Problem description:
Repeat each record below exactly as given.

[Dataset items]
#####
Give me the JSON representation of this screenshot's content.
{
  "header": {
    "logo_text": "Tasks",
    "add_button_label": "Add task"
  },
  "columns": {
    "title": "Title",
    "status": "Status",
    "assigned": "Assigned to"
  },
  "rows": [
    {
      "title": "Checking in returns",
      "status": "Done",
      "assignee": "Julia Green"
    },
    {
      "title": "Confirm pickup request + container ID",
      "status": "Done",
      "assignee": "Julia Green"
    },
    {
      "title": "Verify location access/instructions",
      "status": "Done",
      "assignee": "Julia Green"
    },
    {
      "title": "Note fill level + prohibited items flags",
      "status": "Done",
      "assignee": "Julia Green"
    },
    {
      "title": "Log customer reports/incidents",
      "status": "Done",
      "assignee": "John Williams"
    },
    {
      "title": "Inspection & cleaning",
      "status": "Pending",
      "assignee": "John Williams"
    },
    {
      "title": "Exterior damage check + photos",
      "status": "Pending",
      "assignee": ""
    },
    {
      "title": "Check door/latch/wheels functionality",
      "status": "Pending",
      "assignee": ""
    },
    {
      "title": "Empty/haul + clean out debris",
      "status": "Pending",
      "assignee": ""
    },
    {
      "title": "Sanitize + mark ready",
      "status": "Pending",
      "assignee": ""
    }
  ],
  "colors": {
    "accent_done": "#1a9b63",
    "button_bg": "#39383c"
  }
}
#####
Exercise solution:
Give me the JSON representation of this screenshot's content.
{
  "header": {
    "logo_text": "Tasks",
    "add_button_label": "Add task"
  },
  "columns": {
    "title": "Title",
    "status": "Status",
    "assigned": "Assigned to"
  },
  "rows": [
    {
      "title": "Checking in returns",
      "status": "Done",
      "assignee": "Julia Green"
    },
    {
      "title": "Confirm pickup request + container ID",
      "status": "Done",
      "assignee": "Julia Green"
    },
    {
      "title": "Verify location access/instructions",
      "status": "Done",
      "assignee": "Julia Green"
    },
    {
      "title": "Note fill level + prohibited items flags",
      "status": "Done",
      "assignee": "Julia Green"
    },
    {
      "title": "Log customer reports/incidents",
      "status": "Done",
      "assignee": "John Williams"
    },
    {
      "title": "Inspection & cleaning",
      "status": "Pending",
      "assignee": "John Williams"
    },
    {
      "title": "Exterior damage check + photos",
      "status": "Pending",
      "assignee": ""
    },
    {
      "title": "Check door/latch/wheels functionality",
      "status": "Pending",
      "assignee": ""
    },
    {
      "title": "Empty/haul + clean out debris",
      "status": "Pending",
      "assignee": ""
    },
    {
      "title": "Sanitize + mark ready",
      "status": "Pending",
      "assignee": ""
    }
  ],
  "colors": {
    "accent_done": "#1a9b63",
    "button_bg": "#39383c"
  }
}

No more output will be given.